Work to complete
From the records below, copy every line that contains the word "propre".
========
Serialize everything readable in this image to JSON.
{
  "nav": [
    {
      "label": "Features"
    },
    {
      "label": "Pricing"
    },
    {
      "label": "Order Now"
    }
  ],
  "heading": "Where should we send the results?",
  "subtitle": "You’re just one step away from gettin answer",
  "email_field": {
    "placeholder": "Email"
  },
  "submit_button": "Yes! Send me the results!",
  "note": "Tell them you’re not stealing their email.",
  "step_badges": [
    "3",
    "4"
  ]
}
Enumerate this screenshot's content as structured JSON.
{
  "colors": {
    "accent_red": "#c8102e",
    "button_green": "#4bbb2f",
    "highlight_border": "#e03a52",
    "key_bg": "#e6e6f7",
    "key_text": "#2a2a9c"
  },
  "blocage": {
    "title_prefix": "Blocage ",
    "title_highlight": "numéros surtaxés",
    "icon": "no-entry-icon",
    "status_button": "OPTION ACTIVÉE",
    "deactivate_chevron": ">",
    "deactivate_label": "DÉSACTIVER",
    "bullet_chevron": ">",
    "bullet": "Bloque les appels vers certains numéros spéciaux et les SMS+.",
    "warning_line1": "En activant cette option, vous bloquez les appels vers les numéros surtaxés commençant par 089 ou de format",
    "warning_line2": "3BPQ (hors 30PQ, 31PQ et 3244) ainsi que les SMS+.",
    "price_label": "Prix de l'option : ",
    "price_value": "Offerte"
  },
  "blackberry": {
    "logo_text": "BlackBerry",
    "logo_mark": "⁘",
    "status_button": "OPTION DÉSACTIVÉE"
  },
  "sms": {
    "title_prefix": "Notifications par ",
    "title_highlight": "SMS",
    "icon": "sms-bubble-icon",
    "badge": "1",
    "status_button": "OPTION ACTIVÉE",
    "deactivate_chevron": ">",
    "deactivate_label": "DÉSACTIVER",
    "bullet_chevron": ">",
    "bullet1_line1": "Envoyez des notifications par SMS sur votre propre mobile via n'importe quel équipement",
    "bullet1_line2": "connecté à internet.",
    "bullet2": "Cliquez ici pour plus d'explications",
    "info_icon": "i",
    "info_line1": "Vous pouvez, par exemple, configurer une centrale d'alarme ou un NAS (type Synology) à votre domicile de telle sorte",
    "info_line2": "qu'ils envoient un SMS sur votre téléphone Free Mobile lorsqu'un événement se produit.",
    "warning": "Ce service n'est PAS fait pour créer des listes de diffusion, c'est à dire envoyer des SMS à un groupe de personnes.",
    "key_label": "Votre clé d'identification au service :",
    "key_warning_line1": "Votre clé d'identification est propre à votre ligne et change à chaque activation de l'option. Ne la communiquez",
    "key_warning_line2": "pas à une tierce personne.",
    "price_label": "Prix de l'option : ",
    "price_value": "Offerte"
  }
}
========
Answer in full
    "bullet1_line1": "Envoyez des notifications par SMS sur votre propre mobile via n'importe quel équipement",
    "key_warning_line1": "Votre clé d'identification est propre à votre ligne et change à chaque activation de l'option. Ne la communiquez",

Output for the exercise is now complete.